## Written exercise
Present each line of the entries below that holds the word "name".

## Supplied information
------------------------------------------------------------------------

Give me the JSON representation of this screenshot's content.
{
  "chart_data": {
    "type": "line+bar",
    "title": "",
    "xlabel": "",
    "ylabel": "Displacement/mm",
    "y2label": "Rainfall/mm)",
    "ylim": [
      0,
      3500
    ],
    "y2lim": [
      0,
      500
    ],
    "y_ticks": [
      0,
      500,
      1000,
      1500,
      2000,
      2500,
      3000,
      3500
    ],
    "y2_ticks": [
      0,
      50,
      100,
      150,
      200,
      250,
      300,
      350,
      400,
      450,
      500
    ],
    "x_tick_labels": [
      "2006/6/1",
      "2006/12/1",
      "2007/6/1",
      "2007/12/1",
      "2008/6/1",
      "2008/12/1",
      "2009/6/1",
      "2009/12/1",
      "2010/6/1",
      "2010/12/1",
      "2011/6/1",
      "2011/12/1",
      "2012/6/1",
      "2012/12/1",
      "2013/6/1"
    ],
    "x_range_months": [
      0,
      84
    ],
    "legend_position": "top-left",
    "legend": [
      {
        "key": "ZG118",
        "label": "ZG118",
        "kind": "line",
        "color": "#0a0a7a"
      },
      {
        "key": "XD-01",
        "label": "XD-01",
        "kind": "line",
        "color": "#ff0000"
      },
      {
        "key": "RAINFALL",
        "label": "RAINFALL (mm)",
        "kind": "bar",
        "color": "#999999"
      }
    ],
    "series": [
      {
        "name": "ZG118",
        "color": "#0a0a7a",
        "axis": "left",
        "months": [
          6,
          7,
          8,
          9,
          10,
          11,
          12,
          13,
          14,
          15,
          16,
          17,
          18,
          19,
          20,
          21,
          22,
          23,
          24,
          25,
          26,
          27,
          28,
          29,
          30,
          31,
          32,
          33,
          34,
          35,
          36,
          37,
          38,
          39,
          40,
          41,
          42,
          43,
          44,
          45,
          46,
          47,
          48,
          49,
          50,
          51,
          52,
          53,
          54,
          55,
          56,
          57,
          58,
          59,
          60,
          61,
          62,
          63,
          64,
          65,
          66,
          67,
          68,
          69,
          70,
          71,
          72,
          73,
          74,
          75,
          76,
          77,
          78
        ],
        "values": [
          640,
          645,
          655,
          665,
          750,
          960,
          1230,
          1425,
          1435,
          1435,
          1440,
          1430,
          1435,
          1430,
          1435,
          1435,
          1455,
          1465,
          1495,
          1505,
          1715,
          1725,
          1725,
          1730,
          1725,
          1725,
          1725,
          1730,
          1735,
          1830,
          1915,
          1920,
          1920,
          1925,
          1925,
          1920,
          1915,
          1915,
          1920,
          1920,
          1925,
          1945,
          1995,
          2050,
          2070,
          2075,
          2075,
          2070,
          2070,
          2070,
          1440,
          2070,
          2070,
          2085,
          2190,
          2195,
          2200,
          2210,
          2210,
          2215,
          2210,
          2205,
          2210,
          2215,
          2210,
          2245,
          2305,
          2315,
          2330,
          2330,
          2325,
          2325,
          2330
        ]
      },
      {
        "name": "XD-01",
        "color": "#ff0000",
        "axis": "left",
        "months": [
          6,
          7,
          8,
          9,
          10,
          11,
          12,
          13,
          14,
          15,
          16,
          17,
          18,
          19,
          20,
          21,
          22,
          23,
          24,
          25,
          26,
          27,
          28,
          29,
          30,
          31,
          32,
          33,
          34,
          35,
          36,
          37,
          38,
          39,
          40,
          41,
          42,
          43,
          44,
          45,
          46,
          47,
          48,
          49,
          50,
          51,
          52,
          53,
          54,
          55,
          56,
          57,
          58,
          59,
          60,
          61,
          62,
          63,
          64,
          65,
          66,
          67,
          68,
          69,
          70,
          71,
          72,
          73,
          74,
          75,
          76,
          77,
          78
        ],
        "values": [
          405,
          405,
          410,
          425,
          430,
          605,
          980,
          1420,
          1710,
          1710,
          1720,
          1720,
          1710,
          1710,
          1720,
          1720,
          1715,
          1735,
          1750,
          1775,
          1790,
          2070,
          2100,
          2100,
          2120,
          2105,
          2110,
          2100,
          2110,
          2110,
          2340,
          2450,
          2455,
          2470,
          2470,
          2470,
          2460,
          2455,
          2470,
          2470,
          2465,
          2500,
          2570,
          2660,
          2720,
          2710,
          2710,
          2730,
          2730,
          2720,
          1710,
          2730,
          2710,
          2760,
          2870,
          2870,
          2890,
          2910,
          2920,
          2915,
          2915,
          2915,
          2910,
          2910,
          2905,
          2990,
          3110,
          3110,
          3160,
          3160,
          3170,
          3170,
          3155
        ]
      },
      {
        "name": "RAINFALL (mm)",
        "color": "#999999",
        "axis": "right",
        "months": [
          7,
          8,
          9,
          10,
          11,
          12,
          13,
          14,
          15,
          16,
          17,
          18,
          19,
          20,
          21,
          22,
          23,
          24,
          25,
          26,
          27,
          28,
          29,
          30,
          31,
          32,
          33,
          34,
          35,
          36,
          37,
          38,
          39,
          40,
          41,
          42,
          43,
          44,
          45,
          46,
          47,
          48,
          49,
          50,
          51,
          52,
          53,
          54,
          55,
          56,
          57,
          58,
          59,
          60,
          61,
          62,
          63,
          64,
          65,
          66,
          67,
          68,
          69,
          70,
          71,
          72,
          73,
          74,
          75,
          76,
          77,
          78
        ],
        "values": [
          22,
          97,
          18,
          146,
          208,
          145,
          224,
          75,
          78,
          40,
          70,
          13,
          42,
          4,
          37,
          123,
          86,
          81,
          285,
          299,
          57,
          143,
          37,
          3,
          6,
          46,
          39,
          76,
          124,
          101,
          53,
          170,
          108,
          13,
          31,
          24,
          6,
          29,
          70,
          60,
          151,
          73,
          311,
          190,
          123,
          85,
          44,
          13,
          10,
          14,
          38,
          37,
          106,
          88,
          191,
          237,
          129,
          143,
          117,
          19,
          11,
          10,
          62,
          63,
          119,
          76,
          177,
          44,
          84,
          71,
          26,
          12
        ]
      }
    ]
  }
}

------------------------------------------------------------------------

## Task response
        "name": "ZG118",
        "name": "XD-01",
        "name": "RAINFALL (mm)",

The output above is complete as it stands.